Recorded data
────
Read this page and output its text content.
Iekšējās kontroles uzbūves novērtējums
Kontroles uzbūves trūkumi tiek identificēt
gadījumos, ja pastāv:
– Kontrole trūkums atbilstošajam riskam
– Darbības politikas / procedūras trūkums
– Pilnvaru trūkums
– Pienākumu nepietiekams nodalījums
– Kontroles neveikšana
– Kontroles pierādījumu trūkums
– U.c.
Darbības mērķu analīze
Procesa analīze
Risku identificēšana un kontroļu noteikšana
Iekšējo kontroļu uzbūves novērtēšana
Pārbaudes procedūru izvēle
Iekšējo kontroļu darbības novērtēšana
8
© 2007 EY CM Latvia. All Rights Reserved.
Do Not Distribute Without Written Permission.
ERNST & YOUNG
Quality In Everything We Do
────
Required task: Of the lines above, how many contain the word "trūkums"? Provide the number and nothing else.

Written solution: 4